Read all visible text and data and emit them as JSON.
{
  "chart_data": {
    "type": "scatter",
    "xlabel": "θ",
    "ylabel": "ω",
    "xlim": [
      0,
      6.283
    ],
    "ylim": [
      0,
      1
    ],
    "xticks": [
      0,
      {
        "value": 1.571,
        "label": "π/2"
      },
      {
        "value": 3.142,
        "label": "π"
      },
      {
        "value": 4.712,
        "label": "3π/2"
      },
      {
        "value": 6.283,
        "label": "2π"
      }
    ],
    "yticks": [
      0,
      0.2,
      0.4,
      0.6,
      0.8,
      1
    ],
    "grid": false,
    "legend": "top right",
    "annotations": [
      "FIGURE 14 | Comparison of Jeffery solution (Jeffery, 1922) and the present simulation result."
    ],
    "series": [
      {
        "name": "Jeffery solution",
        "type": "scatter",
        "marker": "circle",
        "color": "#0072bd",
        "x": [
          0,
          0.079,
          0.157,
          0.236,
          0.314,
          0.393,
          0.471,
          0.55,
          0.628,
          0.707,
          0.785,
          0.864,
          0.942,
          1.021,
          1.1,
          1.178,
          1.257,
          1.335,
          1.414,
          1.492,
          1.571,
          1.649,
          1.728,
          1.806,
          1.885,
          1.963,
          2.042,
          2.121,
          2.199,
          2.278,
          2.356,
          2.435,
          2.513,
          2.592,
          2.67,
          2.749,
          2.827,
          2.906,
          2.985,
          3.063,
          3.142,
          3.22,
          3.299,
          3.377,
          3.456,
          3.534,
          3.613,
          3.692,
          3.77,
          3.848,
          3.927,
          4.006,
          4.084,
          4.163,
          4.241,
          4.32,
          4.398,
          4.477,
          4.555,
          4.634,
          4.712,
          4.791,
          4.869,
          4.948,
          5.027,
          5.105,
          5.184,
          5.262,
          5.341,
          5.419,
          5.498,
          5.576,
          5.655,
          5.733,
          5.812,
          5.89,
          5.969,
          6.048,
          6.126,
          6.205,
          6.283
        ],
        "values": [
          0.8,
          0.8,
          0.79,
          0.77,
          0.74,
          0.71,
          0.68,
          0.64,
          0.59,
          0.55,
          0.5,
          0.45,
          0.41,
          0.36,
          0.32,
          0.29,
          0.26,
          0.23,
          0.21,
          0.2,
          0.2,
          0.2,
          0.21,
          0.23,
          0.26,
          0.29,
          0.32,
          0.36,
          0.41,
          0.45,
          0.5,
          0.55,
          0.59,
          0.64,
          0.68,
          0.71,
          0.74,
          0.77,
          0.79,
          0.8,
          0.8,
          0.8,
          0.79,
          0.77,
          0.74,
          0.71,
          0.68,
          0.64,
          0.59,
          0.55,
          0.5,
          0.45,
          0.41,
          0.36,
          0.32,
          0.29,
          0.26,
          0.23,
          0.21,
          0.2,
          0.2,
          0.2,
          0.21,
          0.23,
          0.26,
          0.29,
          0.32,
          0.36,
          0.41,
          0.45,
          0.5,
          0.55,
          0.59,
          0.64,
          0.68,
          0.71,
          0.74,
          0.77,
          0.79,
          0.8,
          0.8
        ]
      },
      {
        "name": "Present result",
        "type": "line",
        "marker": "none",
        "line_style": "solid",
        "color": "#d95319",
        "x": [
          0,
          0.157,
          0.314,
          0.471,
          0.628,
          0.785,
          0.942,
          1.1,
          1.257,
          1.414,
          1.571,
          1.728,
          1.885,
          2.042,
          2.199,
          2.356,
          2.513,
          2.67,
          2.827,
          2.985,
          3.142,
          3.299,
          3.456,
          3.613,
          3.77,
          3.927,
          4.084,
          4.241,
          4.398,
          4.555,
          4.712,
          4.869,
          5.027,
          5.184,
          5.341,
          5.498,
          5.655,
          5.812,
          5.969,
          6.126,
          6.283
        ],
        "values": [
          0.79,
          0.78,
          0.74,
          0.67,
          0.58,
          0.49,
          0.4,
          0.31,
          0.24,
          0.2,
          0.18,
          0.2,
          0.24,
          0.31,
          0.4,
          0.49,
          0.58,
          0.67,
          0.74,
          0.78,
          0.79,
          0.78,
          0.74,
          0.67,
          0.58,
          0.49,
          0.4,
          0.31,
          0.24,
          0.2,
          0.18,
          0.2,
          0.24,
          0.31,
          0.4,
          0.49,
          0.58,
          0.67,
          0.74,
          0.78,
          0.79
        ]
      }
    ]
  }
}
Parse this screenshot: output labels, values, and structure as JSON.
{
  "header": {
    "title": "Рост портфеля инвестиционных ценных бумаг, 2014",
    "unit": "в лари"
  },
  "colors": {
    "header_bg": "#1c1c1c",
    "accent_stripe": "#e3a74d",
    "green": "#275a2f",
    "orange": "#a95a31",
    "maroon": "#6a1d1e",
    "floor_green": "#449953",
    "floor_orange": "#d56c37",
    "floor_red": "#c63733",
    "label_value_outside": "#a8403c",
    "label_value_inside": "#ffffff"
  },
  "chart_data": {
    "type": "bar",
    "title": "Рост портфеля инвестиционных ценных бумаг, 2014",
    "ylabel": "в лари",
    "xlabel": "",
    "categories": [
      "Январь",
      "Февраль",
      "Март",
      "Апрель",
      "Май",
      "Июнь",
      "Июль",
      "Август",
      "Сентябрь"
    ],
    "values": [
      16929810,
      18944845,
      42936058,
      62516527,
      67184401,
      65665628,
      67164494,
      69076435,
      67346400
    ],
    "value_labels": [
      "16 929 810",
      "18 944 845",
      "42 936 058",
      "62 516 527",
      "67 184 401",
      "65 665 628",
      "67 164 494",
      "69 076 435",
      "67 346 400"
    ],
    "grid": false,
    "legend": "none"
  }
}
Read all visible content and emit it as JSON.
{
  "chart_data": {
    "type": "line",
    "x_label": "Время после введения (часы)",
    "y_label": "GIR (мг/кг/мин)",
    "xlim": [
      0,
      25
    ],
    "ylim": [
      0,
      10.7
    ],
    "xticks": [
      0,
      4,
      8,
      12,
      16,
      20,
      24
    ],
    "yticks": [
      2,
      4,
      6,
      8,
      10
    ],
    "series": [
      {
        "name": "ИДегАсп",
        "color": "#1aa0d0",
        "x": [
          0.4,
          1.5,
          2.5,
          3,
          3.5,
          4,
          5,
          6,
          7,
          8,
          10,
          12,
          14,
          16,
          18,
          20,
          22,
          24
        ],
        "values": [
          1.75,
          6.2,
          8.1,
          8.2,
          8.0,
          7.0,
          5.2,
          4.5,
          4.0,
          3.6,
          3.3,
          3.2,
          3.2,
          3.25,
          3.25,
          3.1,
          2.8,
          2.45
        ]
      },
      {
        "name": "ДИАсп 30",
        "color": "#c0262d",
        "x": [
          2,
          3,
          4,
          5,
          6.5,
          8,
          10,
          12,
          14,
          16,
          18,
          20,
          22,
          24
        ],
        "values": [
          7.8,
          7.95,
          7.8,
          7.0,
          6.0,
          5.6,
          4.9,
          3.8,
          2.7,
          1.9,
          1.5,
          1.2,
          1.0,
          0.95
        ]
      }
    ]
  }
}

● **DIRECTIVE**
Take the entries and copy them out exactly.

● **RESULT FOR THIS EXERCISE**
Read all visible text and data and emit them as JSON.
{
  "chart_data": {
    "type": "scatter",
    "xlabel": "θ",
    "ylabel": "ω",
    "xlim": [
      0,
      6.283
    ],
    "ylim": [
      0,
      1
    ],
    "xticks": [
      0,
      {
        "value": 1.571,
        "label": "π/2"
      },
      {
        "value": 3.142,
        "label": "π"
      },
      {
        "value": 4.712,
        "label": "3π/2"
      },
      {
        "value": 6.283,
        "label": "2π"
      }
    ],
    "yticks": [
      0,
      0.2,
      0.4,
      0.6,
      0.8,
      1
    ],
    "grid": false,
    "legend": "top right",
    "annotations": [
      "FIGURE 14 | Comparison of Jeffery solution (Jeffery, 1922) and the present simulation result."
    ],
    "series": [
      {
        "name": "Jeffery solution",
        "type": "scatter",
        "marker": "circle",
        "color": "#0072bd",
        "x": [
          0,
          0.079,
          0.157,
          0.236,
          0.314,
          0.393,
          0.471,
          0.55,
          0.628,
          0.707,
          0.785,
          0.864,
          0.942,
          1.021,
          1.1,
          1.178,
          1.257,
          1.335,
          1.414,
          1.492,
          1.571,
          1.649,
          1.728,
          1.806,
          1.885,
          1.963,
          2.042,
          2.121,
          2.199,
          2.278,
          2.356,
          2.435,
          2.513,
          2.592,
          2.67,
          2.749,
          2.827,
          2.906,
          2.985,
          3.063,
          3.142,
          3.22,
          3.299,
          3.377,
          3.456,
          3.534,
          3.613,
          3.692,
          3.77,
          3.848,
          3.927,
          4.006,
          4.084,
          4.163,
          4.241,
          4.32,
          4.398,
          4.477,
          4.555,
          4.634,
          4.712,
          4.791,
          4.869,
          4.948,
          5.027,
          5.105,
          5.184,
          5.262,
          5.341,
          5.419,
          5.498,
          5.576,
          5.655,
          5.733,
          5.812,
          5.89,
          5.969,
          6.048,
          6.126,
          6.205,
          6.283
        ],
        "values": [
          0.8,
          0.8,
          0.79,
          0.77,
          0.74,
          0.71,
          0.68,
          0.64,
          0.59,
          0.55,
          0.5,
          0.45,
          0.41,
          0.36,
          0.32,
          0.29,
          0.26,
          0.23,
          0.21,
          0.2,
          0.2,
          0.2,
          0.21,
          0.23,
          0.26,
          0.29,
          0.32,
          0.36,
          0.41,
          0.45,
          0.5,
          0.55,
          0.59,
          0.64,
          0.68,
          0.71,
          0.74,
          0.77,
          0.79,
          0.8,
          0.8,
          0.8,
          0.79,
          0.77,
          0.74,
          0.71,
          0.68,
          0.64,
          0.59,
          0.55,
          0.5,
          0.45,
          0.41,
          0.36,
          0.32,
          0.29,
          0.26,
          0.23,
          0.21,
          0.2,
          0.2,
          0.2,
          0.21,
          0.23,
          0.26,
          0.29,
          0.32,
          0.36,
          0.41,
          0.45,
          0.5,
          0.55,
          0.59,
          0.64,
          0.68,
          0.71,
          0.74,
          0.77,
          0.79,
          0.8,
          0.8
        ]
      },
      {
        "name": "Present result",
        "type": "line",
        "marker": "none",
        "line_style": "solid",
        "color": "#d95319",
        "x": [
          0,
          0.157,
          0.314,
          0.471,
          0.628,
          0.785,
          0.942,
          1.1,
          1.257,
          1.414,
          1.571,
          1.728,
          1.885,
          2.042,
          2.199,
          2.356,
          2.513,
          2.67,
          2.827,
          2.985,
          3.142,
          3.299,
          3.456,
          3.613,
          3.77,
          3.927,
          4.084,
          4.241,
          4.398,
          4.555,
          4.712,
          4.869,
          5.027,
          5.184,
          5.341,
          5.498,
          5.655,
          5.812,
          5.969,
          6.126,
          6.283
        ],
        "values": [
          0.79,
          0.78,
          0.74,
          0.67,
          0.58,
          0.49,
          0.4,
          0.31,
          0.24,
          0.2,
          0.18,
          0.2,
          0.24,
          0.31,
          0.4,
          0.49,
          0.58,
          0.67,
          0.74,
          0.78,
          0.79,
          0.78,
          0.74,
          0.67,
          0.58,
          0.49,
          0.4,
          0.31,
          0.24,
          0.2,
          0.18,
          0.2,
          0.24,
          0.31,
          0.4,
          0.49,
          0.58,
          0.67,
          0.74,
          0.78,
          0.79
        ]
      }
    ]
  }
}
Parse this screenshot: output labels, values, and structure as JSON.
{
  "header": {
    "title": "Рост портфеля инвестиционных ценных бумаг, 2014",
    "unit": "в лари"
  },
  "colors": {
    "header_bg": "#1c1c1c",
    "accent_stripe": "#e3a74d",
    "green": "#275a2f",
    "orange": "#a95a31",
    "maroon": "#6a1d1e",
    "floor_green": "#449953",
    "floor_orange": "#d56c37",
    "floor_red": "#c63733",
    "label_value_outside": "#a8403c",
    "label_value_inside": "#ffffff"
  },
  "chart_data": {
    "type": "bar",
    "title": "Рост портфеля инвестиционных ценных бумаг, 2014",
    "ylabel": "в лари",
    "xlabel": "",
    "categories": [
      "Январь",
      "Февраль",
      "Март",
      "Апрель",
      "Май",
      "Июнь",
      "Июль",
      "Август",
      "Сентябрь"
    ],
    "values": [
      16929810,
      18944845,
      42936058,
      62516527,
      67184401,
      65665628,
      67164494,
      69076435,
      67346400
    ],
    "value_labels": [
      "16 929 810",
      "18 944 845",
      "42 936 058",
      "62 516 527",
      "67 184 401",
      "65 665 628",
      "67 164 494",
      "69 076 435",
      "67 346 400"
    ],
    "grid": false,
    "legend": "none"
  }
}
Read all visible content and emit it as JSON.
{
  "chart_data": {
    "type": "line",
    "x_label": "Время после введения (часы)",
    "y_label": "GIR (мг/кг/мин)",
    "xlim": [
      0,
      25
    ],
    "ylim": [
      0,
      10.7
    ],
    "xticks": [
      0,
      4,
      8,
      12,
      16,
      20,
      24
    ],
    "yticks": [
      2,
      4,
      6,
      8,
      10
    ],
    "series": [
      {
        "name": "ИДегАсп",
        "color": "#1aa0d0",
        "x": [
          0.4,
          1.5,
          2.5,
          3,
          3.5,
          4,
          5,
          6,
          7,
          8,
          10,
          12,
          14,
          16,
          18,
          20,
          22,
          24
        ],
        "values": [
          1.75,
          6.2,
          8.1,
          8.2,
          8.0,
          7.0,
          5.2,
          4.5,
          4.0,
          3.6,
          3.3,
          3.2,
          3.2,
          3.25,
          3.25,
          3.1,
          2.8,
          2.45
        ]
      },
      {
        "name": "ДИАсп 30",
        "color": "#c0262d",
        "x": [
          2,
          3,
          4,
          5,
          6.5,
          8,
          10,
          12,
          14,
          16,
          18,
          20,
          22,
          24
        ],
        "values": [
          7.8,
          7.95,
          7.8,
          7.0,
          6.0,
          5.6,
          4.9,
          3.8,
          2.7,
          1.9,
          1.5,
          1.2,
          1.0,
          0.95
        ]
      }
    ]
  }
}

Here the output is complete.